| Short exercise |
Scan the lines below; pull out those with "elements".

| Material |
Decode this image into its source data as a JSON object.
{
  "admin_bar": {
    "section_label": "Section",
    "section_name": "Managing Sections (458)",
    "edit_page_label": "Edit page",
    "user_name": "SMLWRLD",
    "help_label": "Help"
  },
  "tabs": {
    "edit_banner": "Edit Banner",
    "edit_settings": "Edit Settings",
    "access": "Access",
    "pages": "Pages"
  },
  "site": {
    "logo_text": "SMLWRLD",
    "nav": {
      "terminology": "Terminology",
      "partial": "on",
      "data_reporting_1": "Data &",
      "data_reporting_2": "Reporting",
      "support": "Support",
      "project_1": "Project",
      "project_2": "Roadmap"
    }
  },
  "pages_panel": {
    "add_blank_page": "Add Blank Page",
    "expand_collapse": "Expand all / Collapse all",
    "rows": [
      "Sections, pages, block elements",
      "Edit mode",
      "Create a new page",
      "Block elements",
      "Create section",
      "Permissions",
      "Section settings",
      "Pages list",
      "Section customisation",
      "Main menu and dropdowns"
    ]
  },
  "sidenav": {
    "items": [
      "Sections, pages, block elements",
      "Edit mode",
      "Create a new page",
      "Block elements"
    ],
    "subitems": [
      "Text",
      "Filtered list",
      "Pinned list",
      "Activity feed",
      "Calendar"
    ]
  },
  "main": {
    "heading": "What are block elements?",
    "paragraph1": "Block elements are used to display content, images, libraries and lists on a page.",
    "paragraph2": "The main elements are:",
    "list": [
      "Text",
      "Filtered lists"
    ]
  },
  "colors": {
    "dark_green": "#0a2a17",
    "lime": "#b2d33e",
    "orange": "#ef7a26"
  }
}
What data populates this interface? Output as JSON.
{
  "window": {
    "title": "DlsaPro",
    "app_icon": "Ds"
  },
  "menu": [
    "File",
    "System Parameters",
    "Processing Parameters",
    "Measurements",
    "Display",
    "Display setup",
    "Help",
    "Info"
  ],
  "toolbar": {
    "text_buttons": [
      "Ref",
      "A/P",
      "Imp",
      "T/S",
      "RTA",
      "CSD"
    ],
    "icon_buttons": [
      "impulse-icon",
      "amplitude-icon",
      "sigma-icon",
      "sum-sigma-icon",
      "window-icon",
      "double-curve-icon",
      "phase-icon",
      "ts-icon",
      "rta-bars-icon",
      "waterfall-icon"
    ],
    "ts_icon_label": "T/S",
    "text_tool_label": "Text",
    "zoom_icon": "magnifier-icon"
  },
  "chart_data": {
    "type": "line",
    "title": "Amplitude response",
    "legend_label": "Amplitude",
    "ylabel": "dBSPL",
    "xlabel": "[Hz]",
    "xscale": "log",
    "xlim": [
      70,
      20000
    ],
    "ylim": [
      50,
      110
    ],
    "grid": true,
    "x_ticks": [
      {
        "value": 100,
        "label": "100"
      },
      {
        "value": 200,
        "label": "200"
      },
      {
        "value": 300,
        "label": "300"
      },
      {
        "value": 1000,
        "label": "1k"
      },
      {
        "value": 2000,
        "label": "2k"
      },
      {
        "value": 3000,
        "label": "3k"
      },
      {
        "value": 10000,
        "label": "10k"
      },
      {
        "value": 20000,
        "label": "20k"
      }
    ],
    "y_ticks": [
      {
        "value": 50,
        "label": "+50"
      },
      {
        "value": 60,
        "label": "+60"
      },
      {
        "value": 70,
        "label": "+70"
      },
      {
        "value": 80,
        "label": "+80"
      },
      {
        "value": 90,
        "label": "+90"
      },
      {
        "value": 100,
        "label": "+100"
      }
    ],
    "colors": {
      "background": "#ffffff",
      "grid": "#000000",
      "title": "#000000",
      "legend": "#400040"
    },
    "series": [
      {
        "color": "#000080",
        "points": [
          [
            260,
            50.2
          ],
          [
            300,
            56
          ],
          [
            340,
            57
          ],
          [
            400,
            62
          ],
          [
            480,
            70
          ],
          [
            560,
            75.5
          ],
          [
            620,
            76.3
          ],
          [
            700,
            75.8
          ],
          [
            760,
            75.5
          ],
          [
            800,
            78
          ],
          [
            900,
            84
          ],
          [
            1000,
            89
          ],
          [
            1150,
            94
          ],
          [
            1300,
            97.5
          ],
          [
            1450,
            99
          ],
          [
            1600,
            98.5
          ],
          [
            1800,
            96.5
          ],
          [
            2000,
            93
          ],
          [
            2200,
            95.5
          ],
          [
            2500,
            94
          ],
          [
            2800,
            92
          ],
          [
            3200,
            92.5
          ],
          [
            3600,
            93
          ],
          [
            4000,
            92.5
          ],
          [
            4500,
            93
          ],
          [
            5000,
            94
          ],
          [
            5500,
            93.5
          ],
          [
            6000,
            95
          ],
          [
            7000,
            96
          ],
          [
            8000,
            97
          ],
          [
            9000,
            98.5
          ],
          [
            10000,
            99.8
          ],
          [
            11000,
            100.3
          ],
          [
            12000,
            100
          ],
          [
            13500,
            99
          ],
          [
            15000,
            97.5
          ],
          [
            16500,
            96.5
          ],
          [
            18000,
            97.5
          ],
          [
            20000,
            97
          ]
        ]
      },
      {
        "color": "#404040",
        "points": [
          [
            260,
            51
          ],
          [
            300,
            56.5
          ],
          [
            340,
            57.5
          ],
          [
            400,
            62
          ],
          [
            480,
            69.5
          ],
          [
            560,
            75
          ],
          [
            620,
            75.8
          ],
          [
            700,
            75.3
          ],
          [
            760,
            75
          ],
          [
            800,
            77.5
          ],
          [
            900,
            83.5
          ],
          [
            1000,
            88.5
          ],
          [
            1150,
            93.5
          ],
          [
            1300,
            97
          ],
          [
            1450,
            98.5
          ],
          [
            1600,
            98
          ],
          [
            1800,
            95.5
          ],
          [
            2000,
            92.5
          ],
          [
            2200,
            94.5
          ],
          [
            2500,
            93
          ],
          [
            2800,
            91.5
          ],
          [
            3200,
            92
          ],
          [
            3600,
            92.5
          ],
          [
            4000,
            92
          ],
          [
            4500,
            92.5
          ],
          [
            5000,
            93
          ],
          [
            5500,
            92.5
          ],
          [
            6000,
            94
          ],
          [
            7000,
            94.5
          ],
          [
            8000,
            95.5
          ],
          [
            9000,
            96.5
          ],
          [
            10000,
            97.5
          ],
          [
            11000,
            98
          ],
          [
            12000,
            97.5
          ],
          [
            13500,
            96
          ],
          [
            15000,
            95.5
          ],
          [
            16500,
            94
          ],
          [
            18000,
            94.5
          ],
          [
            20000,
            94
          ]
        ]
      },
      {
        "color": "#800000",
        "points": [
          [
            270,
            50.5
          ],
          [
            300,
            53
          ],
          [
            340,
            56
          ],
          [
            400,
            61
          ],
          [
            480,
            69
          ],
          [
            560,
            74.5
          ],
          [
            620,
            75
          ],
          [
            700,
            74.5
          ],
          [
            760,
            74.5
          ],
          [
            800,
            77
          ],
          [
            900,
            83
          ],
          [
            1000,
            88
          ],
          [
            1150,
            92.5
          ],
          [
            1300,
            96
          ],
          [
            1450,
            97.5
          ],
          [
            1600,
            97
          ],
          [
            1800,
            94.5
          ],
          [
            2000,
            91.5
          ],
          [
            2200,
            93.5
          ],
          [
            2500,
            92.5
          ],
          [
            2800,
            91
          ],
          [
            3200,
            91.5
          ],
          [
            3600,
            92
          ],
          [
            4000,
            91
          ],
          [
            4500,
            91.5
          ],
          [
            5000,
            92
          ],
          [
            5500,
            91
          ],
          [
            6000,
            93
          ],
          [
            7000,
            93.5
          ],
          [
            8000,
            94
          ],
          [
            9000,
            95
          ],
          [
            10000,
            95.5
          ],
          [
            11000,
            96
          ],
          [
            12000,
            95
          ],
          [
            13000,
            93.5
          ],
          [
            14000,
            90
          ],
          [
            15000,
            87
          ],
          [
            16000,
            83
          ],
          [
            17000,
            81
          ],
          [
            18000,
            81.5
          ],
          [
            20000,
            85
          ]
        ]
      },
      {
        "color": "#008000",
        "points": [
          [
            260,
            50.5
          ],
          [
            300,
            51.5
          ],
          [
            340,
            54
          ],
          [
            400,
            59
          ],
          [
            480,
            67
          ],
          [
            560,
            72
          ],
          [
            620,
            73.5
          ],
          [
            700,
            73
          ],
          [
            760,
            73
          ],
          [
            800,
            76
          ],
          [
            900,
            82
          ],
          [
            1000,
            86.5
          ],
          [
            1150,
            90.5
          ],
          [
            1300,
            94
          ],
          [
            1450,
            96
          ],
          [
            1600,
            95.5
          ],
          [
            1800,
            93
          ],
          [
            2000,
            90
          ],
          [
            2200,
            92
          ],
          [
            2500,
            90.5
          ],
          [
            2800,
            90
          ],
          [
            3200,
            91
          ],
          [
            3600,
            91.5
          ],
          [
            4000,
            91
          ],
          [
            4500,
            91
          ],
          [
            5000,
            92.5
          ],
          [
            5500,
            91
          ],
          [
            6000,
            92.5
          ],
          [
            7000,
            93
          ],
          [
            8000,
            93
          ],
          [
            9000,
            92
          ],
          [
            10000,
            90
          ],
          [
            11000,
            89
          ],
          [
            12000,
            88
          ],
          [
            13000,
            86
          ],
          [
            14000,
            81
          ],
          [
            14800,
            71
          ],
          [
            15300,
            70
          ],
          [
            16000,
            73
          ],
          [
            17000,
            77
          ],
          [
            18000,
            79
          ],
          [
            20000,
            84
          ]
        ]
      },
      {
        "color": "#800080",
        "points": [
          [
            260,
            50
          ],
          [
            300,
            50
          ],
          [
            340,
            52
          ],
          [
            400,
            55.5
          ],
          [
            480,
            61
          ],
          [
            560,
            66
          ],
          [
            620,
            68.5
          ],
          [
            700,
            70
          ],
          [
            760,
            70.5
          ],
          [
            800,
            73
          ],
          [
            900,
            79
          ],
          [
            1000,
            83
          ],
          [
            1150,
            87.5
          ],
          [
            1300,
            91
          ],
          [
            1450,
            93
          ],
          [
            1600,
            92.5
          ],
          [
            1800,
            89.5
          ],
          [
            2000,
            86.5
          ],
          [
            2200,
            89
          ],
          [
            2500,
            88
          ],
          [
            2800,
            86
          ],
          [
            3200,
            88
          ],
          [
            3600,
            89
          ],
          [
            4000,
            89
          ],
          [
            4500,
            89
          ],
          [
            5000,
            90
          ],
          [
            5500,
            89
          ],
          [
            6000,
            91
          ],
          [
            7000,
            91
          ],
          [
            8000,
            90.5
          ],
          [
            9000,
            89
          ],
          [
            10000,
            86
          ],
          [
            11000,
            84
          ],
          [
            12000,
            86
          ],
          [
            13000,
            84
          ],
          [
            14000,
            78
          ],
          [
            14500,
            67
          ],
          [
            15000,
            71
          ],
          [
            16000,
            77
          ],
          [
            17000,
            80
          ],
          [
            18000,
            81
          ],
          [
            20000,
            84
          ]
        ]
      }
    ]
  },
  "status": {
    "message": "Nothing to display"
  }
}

| Output below |
      "Sections, pages, block elements",
      "Block elements",
      "Sections, pages, block elements",
      "Block elements"
    "heading": "What are block elements?",
    "paragraph1": "Block elements are used to display content, images, libraries and lists on a page.",
    "paragraph2": "The main elements are:",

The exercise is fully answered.